> **GIVEN REQUEST**
Repeat every line below exactly, word for word.

begin ENTRIES PROVIDED

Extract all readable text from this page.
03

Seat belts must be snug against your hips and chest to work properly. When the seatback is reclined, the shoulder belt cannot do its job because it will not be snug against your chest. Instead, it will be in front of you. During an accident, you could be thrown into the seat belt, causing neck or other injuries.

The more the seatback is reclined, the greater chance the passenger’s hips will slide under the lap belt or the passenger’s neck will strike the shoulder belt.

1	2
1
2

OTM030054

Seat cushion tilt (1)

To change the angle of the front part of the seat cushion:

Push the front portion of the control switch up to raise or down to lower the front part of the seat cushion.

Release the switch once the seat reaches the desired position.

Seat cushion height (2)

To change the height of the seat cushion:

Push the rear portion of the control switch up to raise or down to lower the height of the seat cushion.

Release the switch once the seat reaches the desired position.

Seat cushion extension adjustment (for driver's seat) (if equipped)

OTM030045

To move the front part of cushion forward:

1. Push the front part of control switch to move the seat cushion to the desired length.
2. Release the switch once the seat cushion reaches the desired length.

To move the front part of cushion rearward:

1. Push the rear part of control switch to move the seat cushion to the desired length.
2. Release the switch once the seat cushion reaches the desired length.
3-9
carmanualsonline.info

end ENTRIES PROVIDED

> **FULL OUTPUT**
Extract all readable text from this page.
03

Seat belts must be snug against your hips and chest to work properly. When the seatback is reclined, the shoulder belt cannot do its job because it will not be snug against your chest. Instead, it will be in front of you. During an accident, you could be thrown into the seat belt, causing neck or other injuries.

The more the seatback is reclined, the greater chance the passenger’s hips will slide under the lap belt or the passenger’s neck will strike the shoulder belt.

1	2
1
2

OTM030054

Seat cushion tilt (1)

To change the angle of the front part of the seat cushion:

Push the front portion of the control switch up to raise or down to lower the front part of the seat cushion.

Release the switch once the seat reaches the desired position.

Seat cushion height (2)

To change the height of the seat cushion:

Push the rear portion of the control switch up to raise or down to lower the height of the seat cushion.

Release the switch once the seat reaches the desired position.

Seat cushion extension adjustment (for driver's seat) (if equipped)

OTM030045

To move the front part of cushion forward:

1. Push the front part of control switch to move the seat cushion to the desired length.
2. Release the switch once the seat cushion reaches the desired length.

To move the front part of cushion rearward:

1. Push the rear part of control switch to move the seat cushion to the desired length.
2. Release the switch once the seat cushion reaches the desired length.
3-9
carmanualsonline.info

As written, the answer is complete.